Problem statement:
Write out the records beneath this line exactly as they appear, minus any images.

Data excerpts
========================

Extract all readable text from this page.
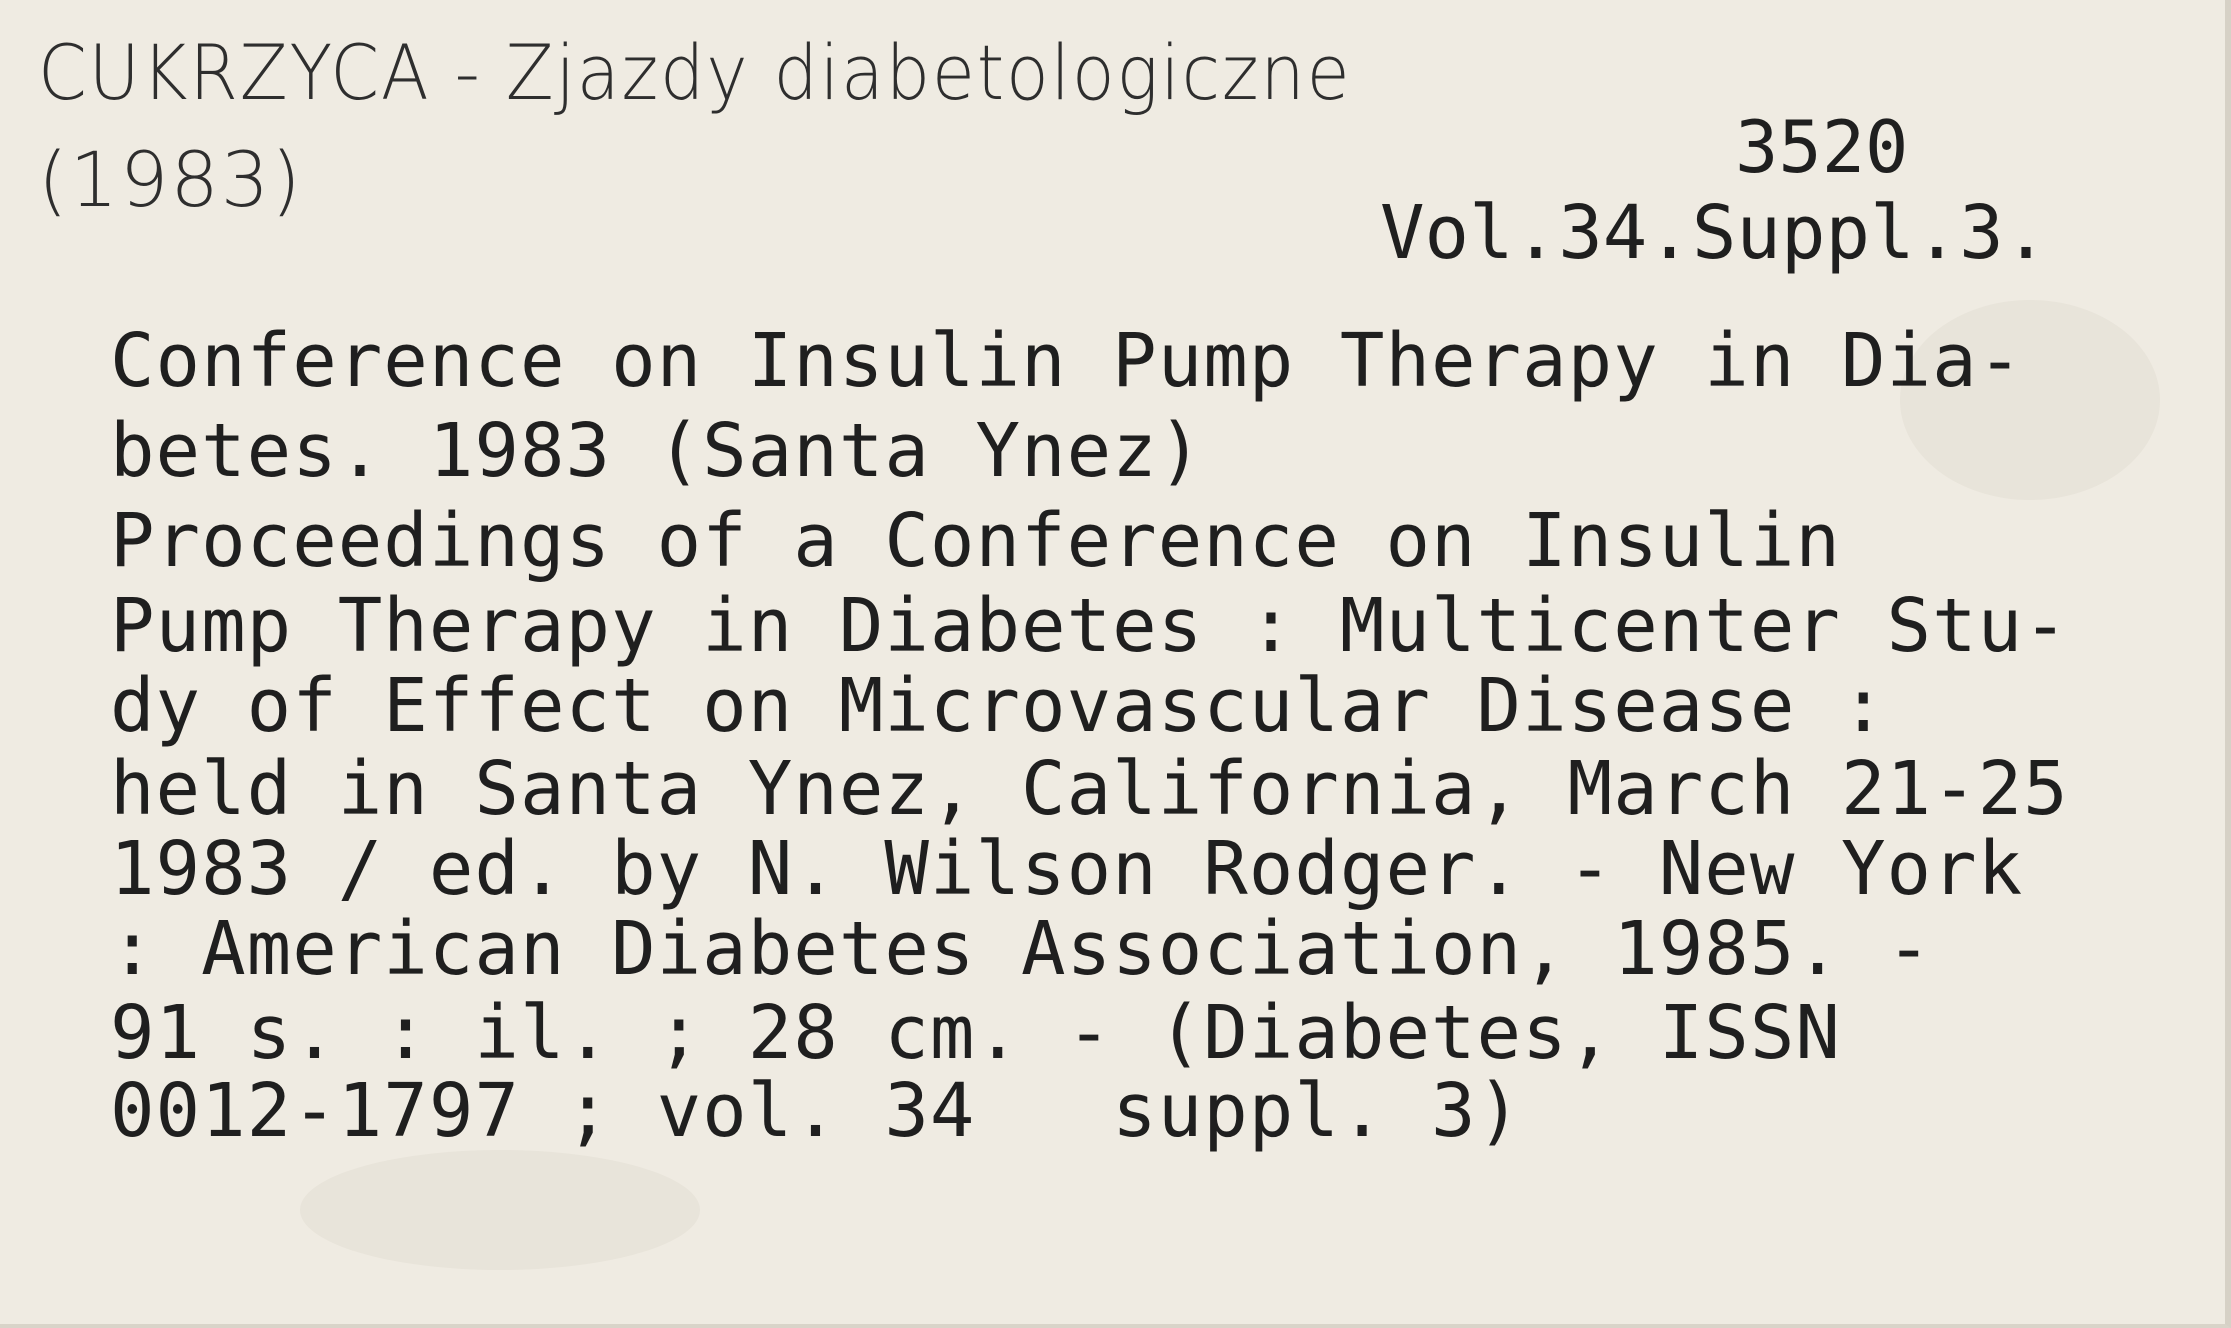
CUKRZYCA - Zjazdy diabetologiczne
(1983)	3520
Vol.34.Suppl.3.
Conference on Insulin Pump Therapy in Dia-
betes. 1983 (Santa Ynez)
Proceedings of a Conference on Insulin
Pump Therapy in Diabetes : Multicenter Stu-
dy of Effect on Microvascular Disease :
held in Santa Ynez, California, March 21-25
1983 / ed. by N. Wilson Rodger. - New York
: American Diabetes Association, 1985. -
91 s. : il. ; 28 cm. - (Diabetes, ISSN
0012-1797 ; vol. 34   suppl. 3)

========================

Full solution:
Extract all readable text from this page.
CUKRZYCA - Zjazdy diabetologiczne
(1983)	3520
Vol.34.Suppl.3.
Conference on Insulin Pump Therapy in Dia-
betes. 1983 (Santa Ynez)
Proceedings of a Conference on Insulin
Pump Therapy in Diabetes : Multicenter Stu-
dy of Effect on Microvascular Disease :
held in Santa Ynez, California, March 21-25
1983 / ed. by N. Wilson Rodger. - New York
: American Diabetes Association, 1985. -
91 s. : il. ; 28 cm. - (Diabetes, ISSN
0012-1797 ; vol. 34   suppl. 3)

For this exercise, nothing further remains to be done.